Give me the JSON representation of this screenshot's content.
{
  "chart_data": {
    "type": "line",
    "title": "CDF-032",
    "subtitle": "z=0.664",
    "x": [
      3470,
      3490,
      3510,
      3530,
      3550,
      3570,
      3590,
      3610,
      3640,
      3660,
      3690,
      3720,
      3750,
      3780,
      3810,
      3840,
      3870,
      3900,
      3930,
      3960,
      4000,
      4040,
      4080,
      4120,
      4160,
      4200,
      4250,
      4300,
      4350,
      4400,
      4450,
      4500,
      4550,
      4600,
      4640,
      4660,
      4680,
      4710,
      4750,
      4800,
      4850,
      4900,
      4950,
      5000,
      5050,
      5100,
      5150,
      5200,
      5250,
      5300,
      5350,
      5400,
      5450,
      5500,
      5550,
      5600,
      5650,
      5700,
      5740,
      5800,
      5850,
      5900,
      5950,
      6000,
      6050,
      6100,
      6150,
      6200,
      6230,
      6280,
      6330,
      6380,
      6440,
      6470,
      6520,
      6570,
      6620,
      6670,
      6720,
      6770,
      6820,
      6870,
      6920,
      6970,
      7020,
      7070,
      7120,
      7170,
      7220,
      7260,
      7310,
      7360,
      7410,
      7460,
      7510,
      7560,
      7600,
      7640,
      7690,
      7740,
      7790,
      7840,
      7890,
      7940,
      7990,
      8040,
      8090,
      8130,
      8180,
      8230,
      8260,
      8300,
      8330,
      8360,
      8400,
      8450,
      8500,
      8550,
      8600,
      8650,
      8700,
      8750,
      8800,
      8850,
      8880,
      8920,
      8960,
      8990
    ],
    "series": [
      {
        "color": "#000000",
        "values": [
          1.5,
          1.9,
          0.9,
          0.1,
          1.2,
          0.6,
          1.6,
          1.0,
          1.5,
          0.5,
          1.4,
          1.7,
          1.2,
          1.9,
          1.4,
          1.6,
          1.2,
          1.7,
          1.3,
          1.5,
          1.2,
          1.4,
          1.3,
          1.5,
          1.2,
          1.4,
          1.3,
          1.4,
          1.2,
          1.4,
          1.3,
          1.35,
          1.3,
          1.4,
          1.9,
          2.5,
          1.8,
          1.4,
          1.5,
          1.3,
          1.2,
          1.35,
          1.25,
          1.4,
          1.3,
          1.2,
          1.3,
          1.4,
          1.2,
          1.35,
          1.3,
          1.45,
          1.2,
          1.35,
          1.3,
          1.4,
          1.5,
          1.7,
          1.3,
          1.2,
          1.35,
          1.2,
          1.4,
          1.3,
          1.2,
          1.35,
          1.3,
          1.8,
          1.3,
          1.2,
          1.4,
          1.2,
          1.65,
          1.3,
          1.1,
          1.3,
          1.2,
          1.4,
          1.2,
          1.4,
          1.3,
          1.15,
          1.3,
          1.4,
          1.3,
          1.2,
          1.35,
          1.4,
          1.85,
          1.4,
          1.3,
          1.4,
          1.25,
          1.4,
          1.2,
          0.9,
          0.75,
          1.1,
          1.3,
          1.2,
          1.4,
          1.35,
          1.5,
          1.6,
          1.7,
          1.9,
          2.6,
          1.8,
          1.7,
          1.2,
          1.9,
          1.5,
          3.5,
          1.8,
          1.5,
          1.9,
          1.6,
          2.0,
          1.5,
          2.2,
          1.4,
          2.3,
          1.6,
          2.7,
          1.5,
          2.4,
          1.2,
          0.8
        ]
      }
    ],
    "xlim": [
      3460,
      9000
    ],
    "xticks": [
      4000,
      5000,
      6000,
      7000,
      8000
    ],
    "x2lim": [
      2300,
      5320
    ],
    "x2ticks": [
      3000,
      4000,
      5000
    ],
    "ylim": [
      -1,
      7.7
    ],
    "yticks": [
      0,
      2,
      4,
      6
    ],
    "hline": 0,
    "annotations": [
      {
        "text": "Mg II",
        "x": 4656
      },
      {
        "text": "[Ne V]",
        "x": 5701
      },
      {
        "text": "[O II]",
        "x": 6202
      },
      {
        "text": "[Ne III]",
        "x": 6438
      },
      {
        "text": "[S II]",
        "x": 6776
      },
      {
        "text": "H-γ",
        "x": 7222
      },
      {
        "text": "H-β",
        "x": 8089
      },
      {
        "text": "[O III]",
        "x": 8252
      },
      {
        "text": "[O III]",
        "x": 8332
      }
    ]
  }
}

→ What the task requires:
Write the material out again word for word.

→ Response:
Give me the JSON representation of this screenshot's content.
{
  "chart_data": {
    "type": "line",
    "title": "CDF-032",
    "subtitle": "z=0.664",
    "x": [
      3470,
      3490,
      3510,
      3530,
      3550,
      3570,
      3590,
      3610,
      3640,
      3660,
      3690,
      3720,
      3750,
      3780,
      3810,
      3840,
      3870,
      3900,
      3930,
      3960,
      4000,
      4040,
      4080,
      4120,
      4160,
      4200,
      4250,
      4300,
      4350,
      4400,
      4450,
      4500,
      4550,
      4600,
      4640,
      4660,
      4680,
      4710,
      4750,
      4800,
      4850,
      4900,
      4950,
      5000,
      5050,
      5100,
      5150,
      5200,
      5250,
      5300,
      5350,
      5400,
      5450,
      5500,
      5550,
      5600,
      5650,
      5700,
      5740,
      5800,
      5850,
      5900,
      5950,
      6000,
      6050,
      6100,
      6150,
      6200,
      6230,
      6280,
      6330,
      6380,
      6440,
      6470,
      6520,
      6570,
      6620,
      6670,
      6720,
      6770,
      6820,
      6870,
      6920,
      6970,
      7020,
      7070,
      7120,
      7170,
      7220,
      7260,
      7310,
      7360,
      7410,
      7460,
      7510,
      7560,
      7600,
      7640,
      7690,
      7740,
      7790,
      7840,
      7890,
      7940,
      7990,
      8040,
      8090,
      8130,
      8180,
      8230,
      8260,
      8300,
      8330,
      8360,
      8400,
      8450,
      8500,
      8550,
      8600,
      8650,
      8700,
      8750,
      8800,
      8850,
      8880,
      8920,
      8960,
      8990
    ],
    "series": [
      {
        "color": "#000000",
        "values": [
          1.5,
          1.9,
          0.9,
          0.1,
          1.2,
          0.6,
          1.6,
          1.0,
          1.5,
          0.5,
          1.4,
          1.7,
          1.2,
          1.9,
          1.4,
          1.6,
          1.2,
          1.7,
          1.3,
          1.5,
          1.2,
          1.4,
          1.3,
          1.5,
          1.2,
          1.4,
          1.3,
          1.4,
          1.2,
          1.4,
          1.3,
          1.35,
          1.3,
          1.4,
          1.9,
          2.5,
          1.8,
          1.4,
          1.5,
          1.3,
          1.2,
          1.35,
          1.25,
          1.4,
          1.3,
          1.2,
          1.3,
          1.4,
          1.2,
          1.35,
          1.3,
          1.45,
          1.2,
          1.35,
          1.3,
          1.4,
          1.5,
          1.7,
          1.3,
          1.2,
          1.35,
          1.2,
          1.4,
          1.3,
          1.2,
          1.35,
          1.3,
          1.8,
          1.3,
          1.2,
          1.4,
          1.2,
          1.65,
          1.3,
          1.1,
          1.3,
          1.2,
          1.4,
          1.2,
          1.4,
          1.3,
          1.15,
          1.3,
          1.4,
          1.3,
          1.2,
          1.35,
          1.4,
          1.85,
          1.4,
          1.3,
          1.4,
          1.25,
          1.4,
          1.2,
          0.9,
          0.75,
          1.1,
          1.3,
          1.2,
          1.4,
          1.35,
          1.5,
          1.6,
          1.7,
          1.9,
          2.6,
          1.8,
          1.7,
          1.2,
          1.9,
          1.5,
          3.5,
          1.8,
          1.5,
          1.9,
          1.6,
          2.0,
          1.5,
          2.2,
          1.4,
          2.3,
          1.6,
          2.7,
          1.5,
          2.4,
          1.2,
          0.8
        ]
      }
    ],
    "xlim": [
      3460,
      9000
    ],
    "xticks": [
      4000,
      5000,
      6000,
      7000,
      8000
    ],
    "x2lim": [
      2300,
      5320
    ],
    "x2ticks": [
      3000,
      4000,
      5000
    ],
    "ylim": [
      -1,
      7.7
    ],
    "yticks": [
      0,
      2,
      4,
      6
    ],
    "hline": 0,
    "annotations": [
      {
        "text": "Mg II",
        "x": 4656
      },
      {
        "text": "[Ne V]",
        "x": 5701
      },
      {
        "text": "[O II]",
        "x": 6202
      },
      {
        "text": "[Ne III]",
        "x": 6438
      },
      {
        "text": "[S II]",
        "x": 6776
      },
      {
        "text": "H-γ",
        "x": 7222
      },
      {
        "text": "H-β",
        "x": 8089
      },
      {
        "text": "[O III]",
        "x": 8252
      },
      {
        "text": "[O III]",
        "x": 8332
      }
    ]
  }
}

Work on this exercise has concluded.